(SHORT EXERCISE) Draw out every line with the word "this" from the listing below.

##### RECORDS FOR THE TASK #####

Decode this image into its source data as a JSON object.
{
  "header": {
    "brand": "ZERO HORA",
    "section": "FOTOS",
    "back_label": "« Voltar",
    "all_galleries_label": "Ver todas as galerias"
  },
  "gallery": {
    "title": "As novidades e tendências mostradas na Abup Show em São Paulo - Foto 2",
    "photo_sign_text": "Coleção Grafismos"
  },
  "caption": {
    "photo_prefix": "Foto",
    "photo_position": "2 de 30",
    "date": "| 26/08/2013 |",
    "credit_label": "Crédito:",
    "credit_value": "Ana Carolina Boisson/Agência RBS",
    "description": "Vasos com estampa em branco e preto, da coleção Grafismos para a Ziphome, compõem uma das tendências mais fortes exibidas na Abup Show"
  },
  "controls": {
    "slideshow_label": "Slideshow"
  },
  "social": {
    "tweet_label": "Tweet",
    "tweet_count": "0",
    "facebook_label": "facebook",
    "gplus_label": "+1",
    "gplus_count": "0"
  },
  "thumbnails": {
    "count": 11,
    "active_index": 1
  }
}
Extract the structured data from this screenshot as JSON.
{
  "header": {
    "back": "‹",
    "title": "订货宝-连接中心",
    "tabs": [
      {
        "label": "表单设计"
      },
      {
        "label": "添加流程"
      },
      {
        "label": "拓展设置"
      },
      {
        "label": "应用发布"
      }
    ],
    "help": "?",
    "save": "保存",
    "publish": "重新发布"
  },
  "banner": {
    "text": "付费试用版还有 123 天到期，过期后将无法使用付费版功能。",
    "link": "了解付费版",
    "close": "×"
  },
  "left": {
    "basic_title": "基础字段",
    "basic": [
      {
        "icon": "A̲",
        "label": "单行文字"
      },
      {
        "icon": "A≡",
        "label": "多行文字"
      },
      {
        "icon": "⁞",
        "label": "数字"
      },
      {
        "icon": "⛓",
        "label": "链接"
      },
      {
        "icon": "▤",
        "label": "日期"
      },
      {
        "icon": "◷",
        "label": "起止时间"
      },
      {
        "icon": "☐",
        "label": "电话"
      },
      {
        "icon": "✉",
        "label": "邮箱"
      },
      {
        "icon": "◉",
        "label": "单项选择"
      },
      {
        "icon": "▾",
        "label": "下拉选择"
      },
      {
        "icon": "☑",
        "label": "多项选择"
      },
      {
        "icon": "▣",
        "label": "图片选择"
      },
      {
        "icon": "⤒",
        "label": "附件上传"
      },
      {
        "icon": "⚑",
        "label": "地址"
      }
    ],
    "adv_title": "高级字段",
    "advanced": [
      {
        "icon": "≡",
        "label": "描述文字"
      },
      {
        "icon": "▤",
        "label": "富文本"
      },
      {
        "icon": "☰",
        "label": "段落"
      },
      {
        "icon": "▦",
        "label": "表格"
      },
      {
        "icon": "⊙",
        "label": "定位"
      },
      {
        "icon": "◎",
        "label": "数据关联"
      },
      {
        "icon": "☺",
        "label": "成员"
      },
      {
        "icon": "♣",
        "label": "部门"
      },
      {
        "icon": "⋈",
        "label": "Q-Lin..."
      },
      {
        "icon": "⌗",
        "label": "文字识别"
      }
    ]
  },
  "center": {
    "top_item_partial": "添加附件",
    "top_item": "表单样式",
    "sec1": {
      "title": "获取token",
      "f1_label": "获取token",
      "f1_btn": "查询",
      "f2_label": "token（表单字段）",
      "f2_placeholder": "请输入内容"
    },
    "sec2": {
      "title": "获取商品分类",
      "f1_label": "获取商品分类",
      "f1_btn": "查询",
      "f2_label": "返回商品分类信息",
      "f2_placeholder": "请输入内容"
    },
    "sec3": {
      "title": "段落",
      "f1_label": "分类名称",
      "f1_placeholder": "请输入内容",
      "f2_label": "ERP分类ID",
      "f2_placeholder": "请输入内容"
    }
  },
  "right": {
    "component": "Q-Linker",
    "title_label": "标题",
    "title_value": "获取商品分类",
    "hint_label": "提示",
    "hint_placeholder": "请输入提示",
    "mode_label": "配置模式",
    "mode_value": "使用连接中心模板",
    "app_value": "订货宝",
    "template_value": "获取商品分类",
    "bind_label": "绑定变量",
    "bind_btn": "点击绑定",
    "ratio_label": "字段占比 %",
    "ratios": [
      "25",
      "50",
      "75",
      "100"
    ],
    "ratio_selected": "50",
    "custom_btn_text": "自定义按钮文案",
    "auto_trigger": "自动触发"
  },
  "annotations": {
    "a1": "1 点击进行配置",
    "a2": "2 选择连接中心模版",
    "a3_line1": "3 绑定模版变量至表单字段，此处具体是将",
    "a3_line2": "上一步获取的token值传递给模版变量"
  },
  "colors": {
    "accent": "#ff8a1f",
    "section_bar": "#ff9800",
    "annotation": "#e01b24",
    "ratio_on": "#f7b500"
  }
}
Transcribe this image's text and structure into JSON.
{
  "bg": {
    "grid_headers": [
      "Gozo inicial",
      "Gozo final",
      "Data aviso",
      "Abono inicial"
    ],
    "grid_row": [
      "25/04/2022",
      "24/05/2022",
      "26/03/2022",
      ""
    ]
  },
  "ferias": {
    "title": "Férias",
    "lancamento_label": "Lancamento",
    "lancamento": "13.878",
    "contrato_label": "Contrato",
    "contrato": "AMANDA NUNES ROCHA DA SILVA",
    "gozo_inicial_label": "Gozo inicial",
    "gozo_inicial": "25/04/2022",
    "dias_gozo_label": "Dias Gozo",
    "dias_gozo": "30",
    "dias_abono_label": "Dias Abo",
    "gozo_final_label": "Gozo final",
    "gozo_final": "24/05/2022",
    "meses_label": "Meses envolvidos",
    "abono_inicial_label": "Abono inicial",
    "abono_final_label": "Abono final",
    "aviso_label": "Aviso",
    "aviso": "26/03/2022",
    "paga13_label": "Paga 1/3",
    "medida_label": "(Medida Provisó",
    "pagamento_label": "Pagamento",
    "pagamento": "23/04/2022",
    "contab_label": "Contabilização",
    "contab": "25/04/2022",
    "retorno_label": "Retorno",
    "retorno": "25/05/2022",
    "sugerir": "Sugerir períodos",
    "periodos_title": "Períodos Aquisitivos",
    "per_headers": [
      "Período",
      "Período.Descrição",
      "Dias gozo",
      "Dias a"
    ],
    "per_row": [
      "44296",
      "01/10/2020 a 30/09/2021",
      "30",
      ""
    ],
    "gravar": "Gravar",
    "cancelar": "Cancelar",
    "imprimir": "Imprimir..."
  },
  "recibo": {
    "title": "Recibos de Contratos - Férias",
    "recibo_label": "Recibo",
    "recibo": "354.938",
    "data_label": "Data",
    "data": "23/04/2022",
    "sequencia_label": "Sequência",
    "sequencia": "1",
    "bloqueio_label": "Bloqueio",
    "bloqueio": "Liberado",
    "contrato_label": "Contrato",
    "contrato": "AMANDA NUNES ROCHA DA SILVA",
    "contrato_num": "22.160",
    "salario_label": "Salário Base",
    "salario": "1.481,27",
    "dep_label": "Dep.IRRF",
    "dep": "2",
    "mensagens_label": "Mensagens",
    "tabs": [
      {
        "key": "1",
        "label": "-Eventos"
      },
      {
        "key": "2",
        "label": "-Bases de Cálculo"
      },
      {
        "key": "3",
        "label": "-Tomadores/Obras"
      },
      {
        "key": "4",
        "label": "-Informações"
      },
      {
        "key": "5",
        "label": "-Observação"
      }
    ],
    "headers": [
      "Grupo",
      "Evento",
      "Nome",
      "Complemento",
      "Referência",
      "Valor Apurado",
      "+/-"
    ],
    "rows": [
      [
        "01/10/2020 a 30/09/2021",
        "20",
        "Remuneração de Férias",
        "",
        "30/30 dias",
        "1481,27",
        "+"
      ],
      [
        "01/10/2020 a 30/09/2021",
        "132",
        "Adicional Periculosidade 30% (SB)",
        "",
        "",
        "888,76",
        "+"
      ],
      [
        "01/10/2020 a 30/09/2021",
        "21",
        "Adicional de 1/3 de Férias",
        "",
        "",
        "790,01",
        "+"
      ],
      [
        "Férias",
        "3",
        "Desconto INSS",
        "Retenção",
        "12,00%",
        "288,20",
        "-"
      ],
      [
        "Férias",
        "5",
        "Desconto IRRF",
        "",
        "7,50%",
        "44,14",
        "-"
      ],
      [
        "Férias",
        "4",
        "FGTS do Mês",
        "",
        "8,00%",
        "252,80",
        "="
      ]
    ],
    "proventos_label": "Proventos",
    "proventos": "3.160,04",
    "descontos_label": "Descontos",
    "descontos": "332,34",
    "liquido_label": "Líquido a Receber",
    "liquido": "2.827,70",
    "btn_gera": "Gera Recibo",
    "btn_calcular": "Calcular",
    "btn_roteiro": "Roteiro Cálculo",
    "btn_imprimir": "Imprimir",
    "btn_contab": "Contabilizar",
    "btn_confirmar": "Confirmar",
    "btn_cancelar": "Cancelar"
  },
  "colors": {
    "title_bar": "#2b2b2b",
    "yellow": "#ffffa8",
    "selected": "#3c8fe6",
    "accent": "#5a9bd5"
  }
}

#####

(TASK SOLUTION)
Decode this image into its source data as a JSON object.
Extract the structured data from this screenshot as JSON.
Transcribe this image's text and structure into JSON.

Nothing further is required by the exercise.